— Raw records —
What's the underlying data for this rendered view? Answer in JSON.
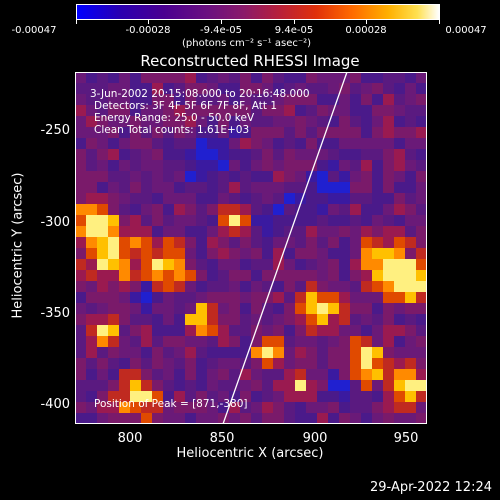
{
  "colorbar": {
    "ticks": [
      "-0.00047",
      "-0.00028",
      "-9.4e-05",
      "9.4e-05",
      "0.00028",
      "0.00047"
    ],
    "units": "(photons cm⁻² s⁻¹ asec⁻²)"
  },
  "title": "Reconstructed RHESSI Image",
  "info": {
    "time": "3-Jun-2002 20:15:08.000 to 20:16:48.000",
    "detectors": "Detectors: 3F 4F 5F 6F 7F 8F, Att 1",
    "energy": "Energy Range: 25.0 - 50.0 keV",
    "clean": "Clean     Total counts: 1.61E+03",
    "peak": "Position of Peak = [871,-380]"
  },
  "axes": {
    "xlabel": "Heliocentric X (arcsec)",
    "ylabel": "Heliocentric Y (arcsec)",
    "xticks": [
      "800",
      "850",
      "900",
      "950"
    ],
    "yticks": [
      "-250",
      "-300",
      "-350",
      "-400"
    ]
  },
  "datestamp": "29-Apr-2022 12:24"
}
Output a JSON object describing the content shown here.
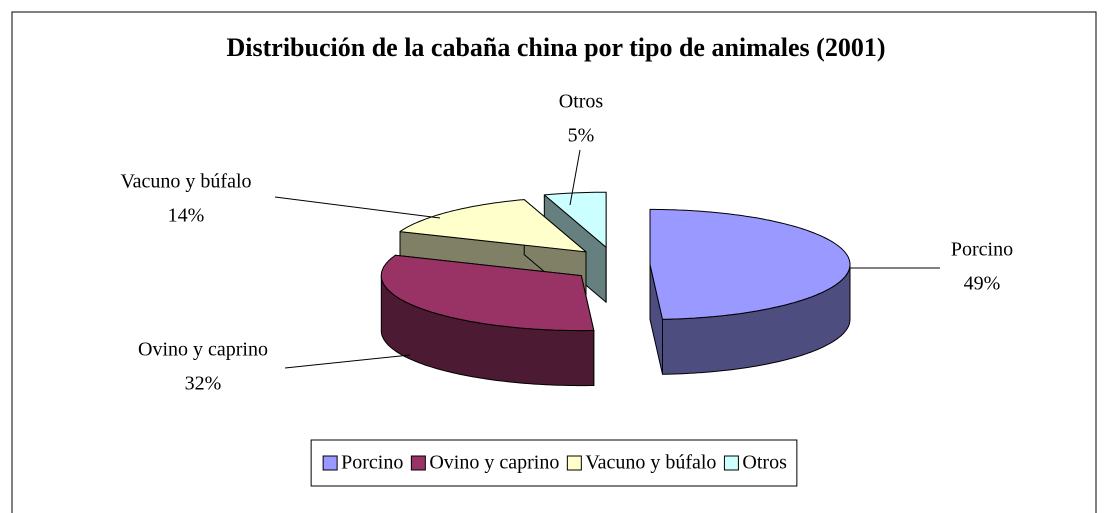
{
  "chart_data": {
    "type": "pie3d",
    "title": "Distribución de la cabaña china por tipo de animales (2001)",
    "categories": [
      "Porcino",
      "Ovino y caprino",
      "Vacuno y búfalo",
      "Otros"
    ],
    "values": [
      49,
      32,
      14,
      5
    ],
    "value_labels": [
      "49%",
      "32%",
      "14%",
      "5%"
    ],
    "colors": [
      "#9999ff",
      "#993366",
      "#ffffcc",
      "#ccffff"
    ],
    "legend": "bottom"
  }
}
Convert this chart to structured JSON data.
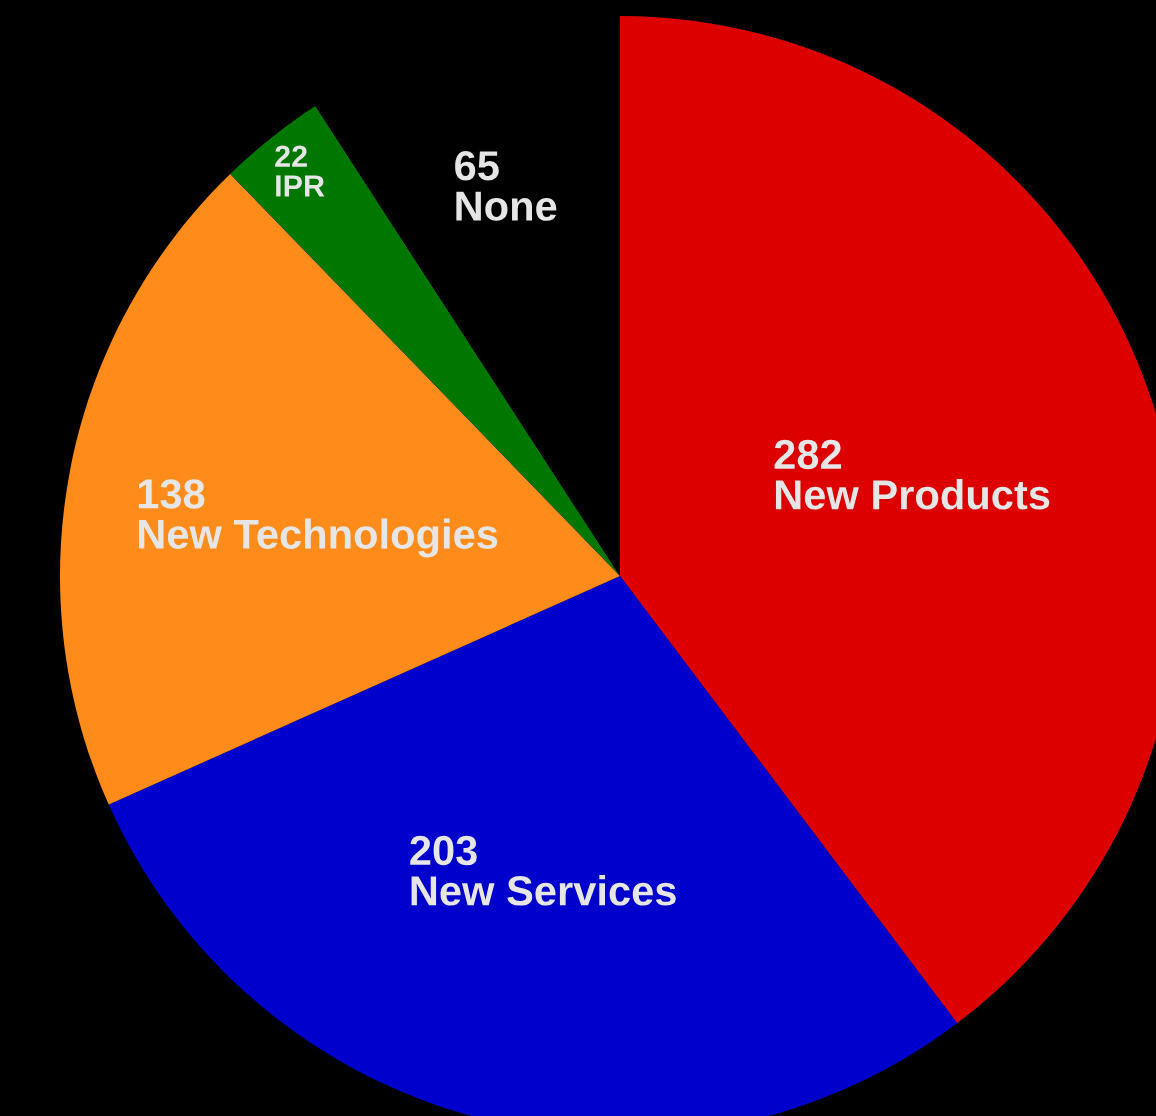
{
  "chart_data": {
    "type": "pie",
    "categories": [
      "New Products",
      "New Services",
      "New Technologies",
      "IPR",
      "None"
    ],
    "values": [
      282,
      203,
      138,
      22,
      65
    ],
    "colors": [
      "#dd0000",
      "#0000cc",
      "#ff8c1a",
      "#007700",
      "#000000"
    ],
    "data_labels": true,
    "legend": false
  }
}
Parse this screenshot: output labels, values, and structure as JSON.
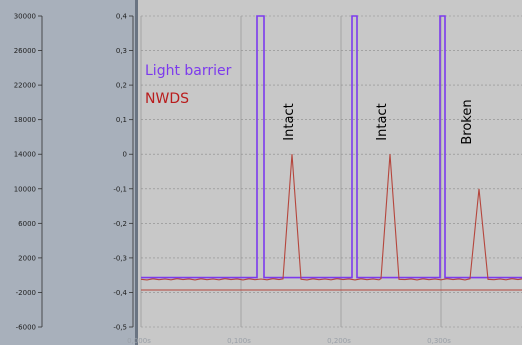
{
  "chart_data": {
    "type": "line",
    "x_axis": {
      "ticks": [
        "0,000s",
        "0,100s",
        "0,200s",
        "0,300s"
      ],
      "range": [
        0,
        0.38
      ]
    },
    "y_axis_left": {
      "ticks": [
        "30000",
        "26000",
        "22000",
        "18000",
        "14000",
        "10000",
        "6000",
        "2000",
        "-2000",
        "-6000"
      ],
      "range": [
        -6000,
        30000
      ]
    },
    "y_axis_right": {
      "ticks": [
        "0,4",
        "0,3",
        "0,2",
        "0,1",
        "0",
        "-0,1",
        "-0,2",
        "-0,3",
        "-0,4",
        "-0,5"
      ],
      "range": [
        -0.5,
        0.4
      ]
    },
    "grid": true,
    "series": [
      {
        "name": "Light barrier",
        "color": "#7c3aed",
        "baseline": -0.357,
        "high": 0.4,
        "pulses": [
          [
            0.116,
            0.123
          ],
          [
            0.211,
            0.216
          ],
          [
            0.299,
            0.304
          ]
        ]
      },
      {
        "name": "NWDS",
        "color": "#b5463d",
        "baseline": -0.362,
        "peaks": [
          {
            "x": 0.151,
            "y": 0.0
          },
          {
            "x": 0.249,
            "y": 0.0
          },
          {
            "x": 0.338,
            "y": -0.1
          }
        ]
      }
    ],
    "annotations": [
      {
        "text": "Intact",
        "x": 0.152
      },
      {
        "text": "Intact",
        "x": 0.245
      },
      {
        "text": "Broken",
        "x": 0.33
      }
    ]
  },
  "colors": {
    "plot_bg": "#c8c8c8",
    "left_panel": "#a8b0bb",
    "grid": "#8c8c8c",
    "red_baseline_extra": "#b5463d"
  }
}
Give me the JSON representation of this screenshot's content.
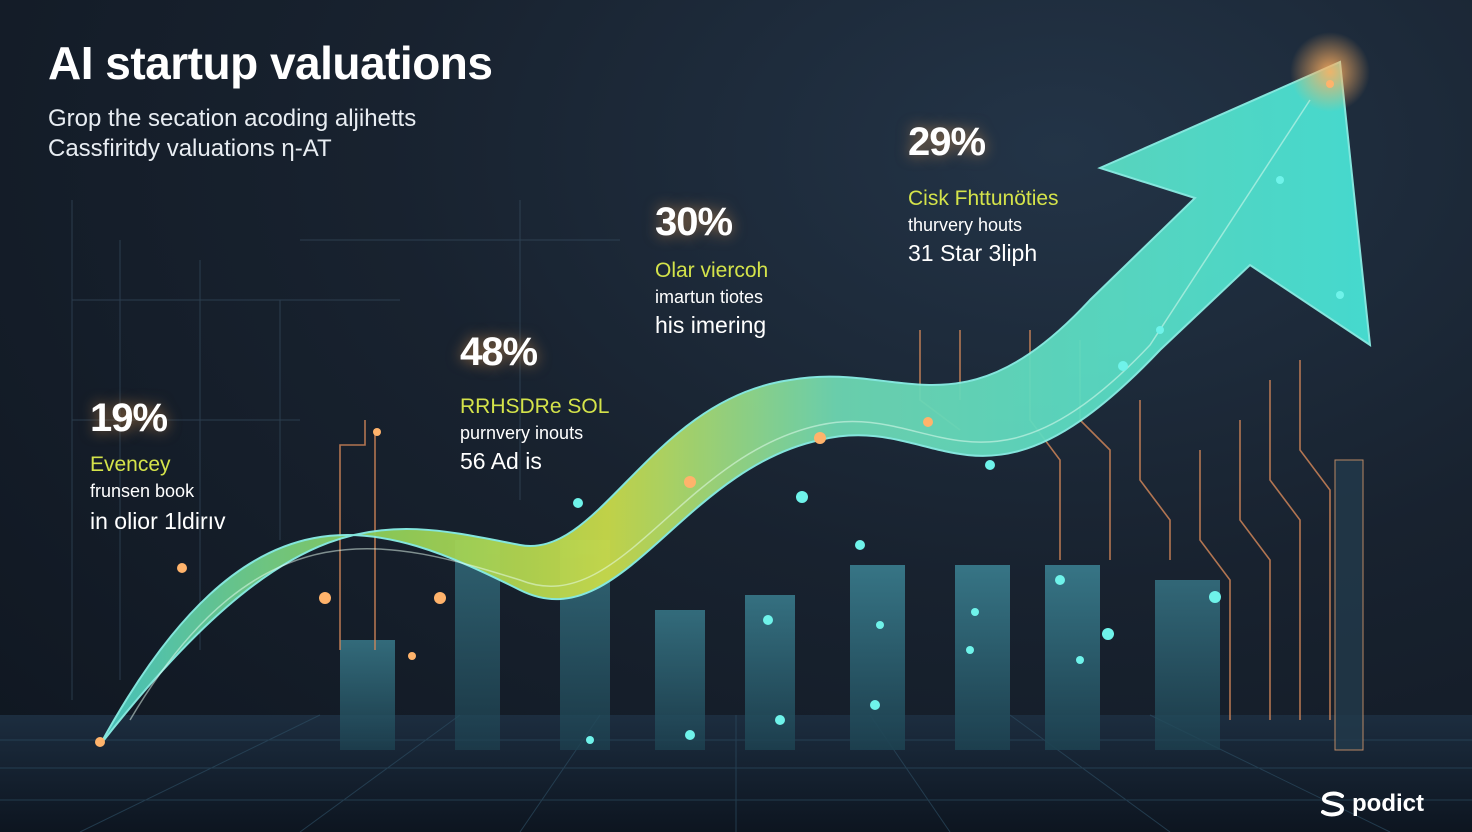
{
  "header": {
    "title": "AI startup valuations",
    "subtitle_line1": "Grop the secation acoding aljihetts",
    "subtitle_line2": "Cassfiritdy valuations η-AT"
  },
  "stats": [
    {
      "percent": "19%",
      "label": "Evencey",
      "line2": "frunsen book",
      "line3": "in olior 1ldirıv"
    },
    {
      "percent": "48%",
      "label": "RRHSDRe SOL",
      "line2": "purnvery inouts",
      "line3": "56 Ad is"
    },
    {
      "percent": "30%",
      "label": "Olar viercoh",
      "line2": "imartun tiotes",
      "line3": "his imering"
    },
    {
      "percent": "29%",
      "label": "Cisk Fhttunöties",
      "line2": "thurvery houts",
      "line3": "31 Star 3liph"
    }
  ],
  "brand": {
    "name": "podict",
    "icon": "s-swirl-logo"
  },
  "colors": {
    "accent_lime": "#d4e34a",
    "accent_cyan": "#4fe3d4",
    "glow_orange": "#ffb060",
    "background": "#18222f"
  }
}
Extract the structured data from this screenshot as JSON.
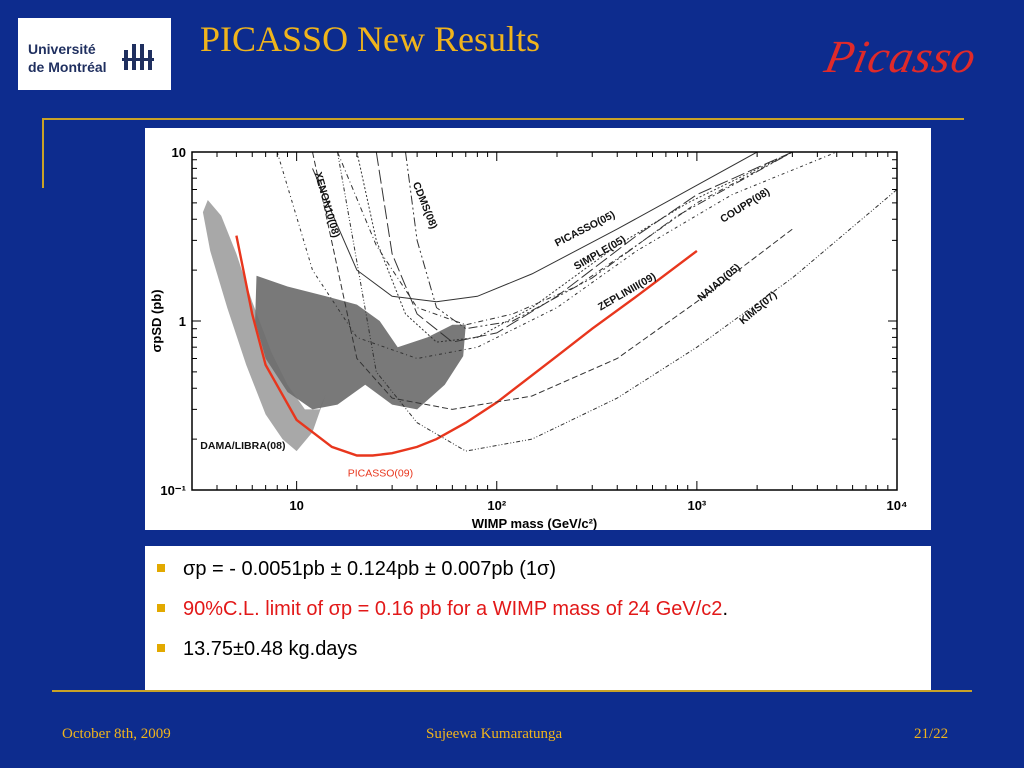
{
  "header": {
    "logo_line1": "Université",
    "logo_line2": "de Montréal",
    "title": "PICASSO New Results",
    "brand": "Picasso"
  },
  "chart_data": {
    "type": "line",
    "x_scale": "log",
    "y_scale": "log",
    "xlim": [
      3,
      10000
    ],
    "ylim": [
      0.1,
      10
    ],
    "xlabel": "WIMP mass (GeV/c²)",
    "ylabel": "σpSD (pb)",
    "x_ticks": [
      "10",
      "10²",
      "10³",
      "10⁴"
    ],
    "y_ticks": [
      "10",
      "1",
      "10⁻¹"
    ],
    "series": [
      {
        "name": "PICASSO(09)",
        "color": "#e8361d",
        "x": [
          5,
          6,
          7,
          10,
          15,
          20,
          24,
          30,
          40,
          50,
          70,
          100,
          200,
          300,
          500,
          1000
        ],
        "y": [
          3.2,
          1.1,
          0.55,
          0.26,
          0.18,
          0.16,
          0.16,
          0.165,
          0.18,
          0.2,
          0.25,
          0.33,
          0.62,
          0.9,
          1.4,
          2.6
        ]
      },
      {
        "name": "PICASSO(05)",
        "x": [
          12,
          20,
          30,
          50,
          80,
          150,
          400,
          800,
          2000,
          6000
        ],
        "y": [
          8,
          2,
          1.4,
          1.3,
          1.4,
          1.9,
          3.5,
          5.5,
          10,
          12
        ]
      },
      {
        "name": "SIMPLE(05)",
        "x": [
          16,
          25,
          40,
          70,
          120,
          250,
          500,
          1000,
          3000
        ],
        "y": [
          10,
          2.8,
          1.2,
          0.95,
          1.1,
          1.6,
          2.8,
          5,
          10
        ]
      },
      {
        "name": "ZEPLINIII(09)",
        "x": [
          25,
          30,
          40,
          60,
          100,
          200,
          500,
          1000,
          3000
        ],
        "y": [
          10,
          2.5,
          1.1,
          0.75,
          0.85,
          1.4,
          3.2,
          5.6,
          10
        ]
      },
      {
        "name": "XENON10(08)",
        "x": [
          20,
          25,
          35,
          50,
          80,
          150,
          400,
          900,
          3000
        ],
        "y": [
          10,
          3,
          1.1,
          0.75,
          0.8,
          1.2,
          2.8,
          5,
          10
        ]
      },
      {
        "name": "CDMS(08)",
        "x": [
          35,
          40,
          50,
          70,
          120,
          300,
          800,
          3000
        ],
        "y": [
          10,
          3,
          1.2,
          0.9,
          1,
          1.8,
          4.2,
          10
        ]
      },
      {
        "name": "COUPP(08)",
        "x": [
          8,
          12,
          20,
          40,
          80,
          200,
          500,
          1500,
          5000
        ],
        "y": [
          10,
          2,
          0.8,
          0.6,
          0.7,
          1.2,
          2.6,
          5.6,
          10
        ]
      },
      {
        "name": "NAIAD(05)",
        "x": [
          12,
          20,
          30,
          60,
          150,
          400,
          1000,
          3000
        ],
        "y": [
          10,
          0.6,
          0.35,
          0.3,
          0.36,
          0.6,
          1.3,
          3.5
        ]
      },
      {
        "name": "KIMS(07)",
        "x": [
          16,
          25,
          40,
          70,
          150,
          400,
          1000,
          3000,
          10000
        ],
        "y": [
          10,
          0.5,
          0.25,
          0.17,
          0.2,
          0.35,
          0.7,
          1.8,
          6
        ]
      }
    ],
    "regions": [
      {
        "name": "DAMA/LIBRA(08)",
        "color": "#a8a8a8"
      },
      {
        "name": "",
        "color": "#6e6e6e"
      }
    ]
  },
  "bullets": [
    {
      "text": "σp = - 0.0051pb ± 0.124pb ± 0.007pb (1σ)"
    },
    {
      "text": "90%C.L.  limit of σp = 0.16 pb for a WIMP mass of 24 GeV/c2",
      "suffix": "."
    },
    {
      "text": "13.75±0.48 kg.days"
    }
  ],
  "footer": {
    "date": "October 8th, 2009",
    "author": "Sujeewa Kumaratunga",
    "page": "21/22"
  },
  "colors": {
    "background": "#0d2c8e",
    "title": "#f0b41c",
    "accent_line": "#c9a227",
    "picasso_red": "#e8361d"
  }
}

— Work to do —
Copy each line in the data that holds the word "this".

— Result below —
What's the underlying data for this rendered view? Answer in JSON.
Convert this chart to structured JSON data.
Parse this screenshot: output labels, values, and structure as JSON.
Give me the JSON representation of this screenshot's content.
Extract the structured data from this screenshot as JSON.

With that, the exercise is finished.